Source data:

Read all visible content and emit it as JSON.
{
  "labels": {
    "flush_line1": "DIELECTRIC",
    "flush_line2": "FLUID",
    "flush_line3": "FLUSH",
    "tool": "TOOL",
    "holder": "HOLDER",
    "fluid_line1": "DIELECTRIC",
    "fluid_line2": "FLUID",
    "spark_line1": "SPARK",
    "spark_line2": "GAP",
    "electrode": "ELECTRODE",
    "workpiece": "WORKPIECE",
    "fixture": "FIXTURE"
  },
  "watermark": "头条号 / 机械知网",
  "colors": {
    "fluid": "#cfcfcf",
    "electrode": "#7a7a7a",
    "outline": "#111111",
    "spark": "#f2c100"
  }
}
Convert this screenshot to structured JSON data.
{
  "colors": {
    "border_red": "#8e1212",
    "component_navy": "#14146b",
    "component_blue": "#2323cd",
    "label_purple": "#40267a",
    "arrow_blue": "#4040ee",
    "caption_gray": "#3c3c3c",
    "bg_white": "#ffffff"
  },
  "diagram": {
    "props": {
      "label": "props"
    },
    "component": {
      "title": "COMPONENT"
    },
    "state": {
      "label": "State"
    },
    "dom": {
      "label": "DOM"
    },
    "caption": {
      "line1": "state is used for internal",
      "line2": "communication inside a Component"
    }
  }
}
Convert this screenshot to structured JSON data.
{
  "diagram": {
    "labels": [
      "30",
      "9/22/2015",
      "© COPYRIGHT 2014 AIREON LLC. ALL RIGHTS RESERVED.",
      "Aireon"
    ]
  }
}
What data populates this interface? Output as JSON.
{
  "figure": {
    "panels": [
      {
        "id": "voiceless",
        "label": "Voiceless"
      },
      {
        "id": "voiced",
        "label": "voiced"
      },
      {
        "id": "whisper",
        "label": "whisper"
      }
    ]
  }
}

What the task requires:
Repeat the data above exactly.

Answer below:
Read all visible content and emit it as JSON.
{
  "labels": {
    "flush_line1": "DIELECTRIC",
    "flush_line2": "FLUID",
    "flush_line3": "FLUSH",
    "tool": "TOOL",
    "holder": "HOLDER",
    "fluid_line1": "DIELECTRIC",
    "fluid_line2": "FLUID",
    "spark_line1": "SPARK",
    "spark_line2": "GAP",
    "electrode": "ELECTRODE",
    "workpiece": "WORKPIECE",
    "fixture": "FIXTURE"
  },
  "watermark": "头条号 / 机械知网",
  "colors": {
    "fluid": "#cfcfcf",
    "electrode": "#7a7a7a",
    "outline": "#111111",
    "spark": "#f2c100"
  }
}
Convert this screenshot to structured JSON data.
{
  "colors": {
    "border_red": "#8e1212",
    "component_navy": "#14146b",
    "component_blue": "#2323cd",
    "label_purple": "#40267a",
    "arrow_blue": "#4040ee",
    "caption_gray": "#3c3c3c",
    "bg_white": "#ffffff"
  },
  "diagram": {
    "props": {
      "label": "props"
    },
    "component": {
      "title": "COMPONENT"
    },
    "state": {
      "label": "State"
    },
    "dom": {
      "label": "DOM"
    },
    "caption": {
      "line1": "state is used for internal",
      "line2": "communication inside a Component"
    }
  }
}
Convert this screenshot to structured JSON data.
{
  "diagram": {
    "labels": [
      "30",
      "9/22/2015",
      "© COPYRIGHT 2014 AIREON LLC. ALL RIGHTS RESERVED.",
      "Aireon"
    ]
  }
}
What data populates this interface? Output as JSON.
{
  "figure": {
    "panels": [
      {
        "id": "voiceless",
        "label": "Voiceless"
      },
      {
        "id": "voiced",
        "label": "voiced"
      },
      {
        "id": "whisper",
        "label": "whisper"
      }
    ]
  }
}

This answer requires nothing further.